Every record should be written out exactly, with the pictures left out.
── Data in this exercise ──
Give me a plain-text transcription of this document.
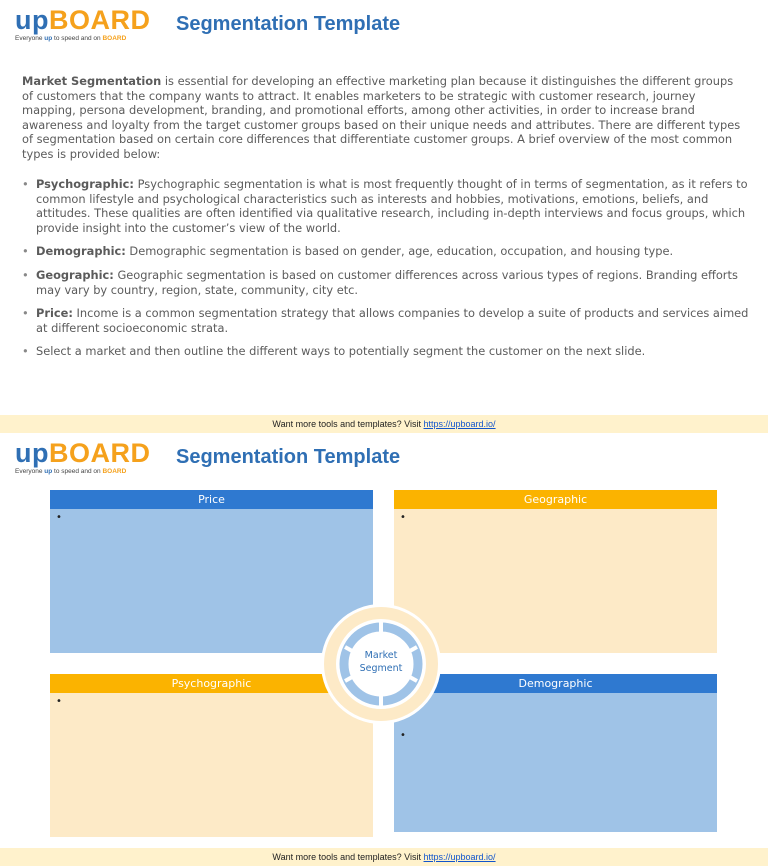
upBOARD
Everyone up to speed and on BOARD
Segmentation Template
Market Segmentation is essential for developing an effective marketing plan because it distinguishes the different groups of customers that the company wants to attract. It enables marketers to be strategic with customer research, journey mapping, persona development, branding, and promotional efforts, among other activities, in order to increase brand awareness and loyalty from the target customer groups based on their unique needs and attributes. There are different types of segmentation based on certain core differences that differentiate customer groups. A brief overview of the most common types is provided below:
• Psychographic: Psychographic segmentation is what is most frequently thought of in terms of segmentation, as it refers to common lifestyle and psychological characteristics such as interests and hobbies, motivations, emotions, beliefs, and attitudes. These qualities are often identified via qualitative research, including in-depth interviews and focus groups, which provide insight into the customer’s view of the world.
• Demographic: Demographic segmentation is based on gender, age, education, occupation, and housing type.
• Geographic: Geographic segmentation is based on customer differences across various types of regions. Branding efforts may vary by country, region, state, community, city etc.
• Price: Income is a common segmentation strategy that allows companies to develop a suite of products and services aimed at different socioeconomic strata.
• Select a market and then outline the different ways to potentially segment the customer on the next slide.
Want more tools and templates? Visit https://upboard.io/
upBOARD
Everyone up to speed and on BOARD
Segmentation Template
Price
•
Geographic
•
Psychographic
•
Demographic
•
Market
Segment
Want more tools and templates? Visit https://upboard.io/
───
> _The response_
Give me a plain-text transcription of this document.
upBOARD
Everyone up to speed and on BOARD
Segmentation Template
Market Segmentation is essential for developing an effective marketing plan because it distinguishes the different groups of customers that the company wants to attract. It enables marketers to be strategic with customer research, journey mapping, persona development, branding, and promotional efforts, among other activities, in order to increase brand awareness and loyalty from the target customer groups based on their unique needs and attributes. There are different types of segmentation based on certain core differences that differentiate customer groups. A brief overview of the most common types is provided below:
• Psychographic: Psychographic segmentation is what is most frequently thought of in terms of segmentation, as it refers to common lifestyle and psychological characteristics such as interests and hobbies, motivations, emotions, beliefs, and attitudes. These qualities are often identified via qualitative research, including in-depth interviews and focus groups, which provide insight into the customer’s view of the world.
• Demographic: Demographic segmentation is based on gender, age, education, occupation, and housing type.
• Geographic: Geographic segmentation is based on customer differences across various types of regions. Branding efforts may vary by country, region, state, community, city etc.
• Price: Income is a common segmentation strategy that allows companies to develop a suite of products and services aimed at different socioeconomic strata.
• Select a market and then outline the different ways to potentially segment the customer on the next slide.
Want more tools and templates? Visit https://upboard.io/
upBOARD
Everyone up to speed and on BOARD
Segmentation Template
Price
•
Geographic
•
Psychographic
•
Demographic
•
Market
Segment
Want more tools and templates? Visit https://upboard.io/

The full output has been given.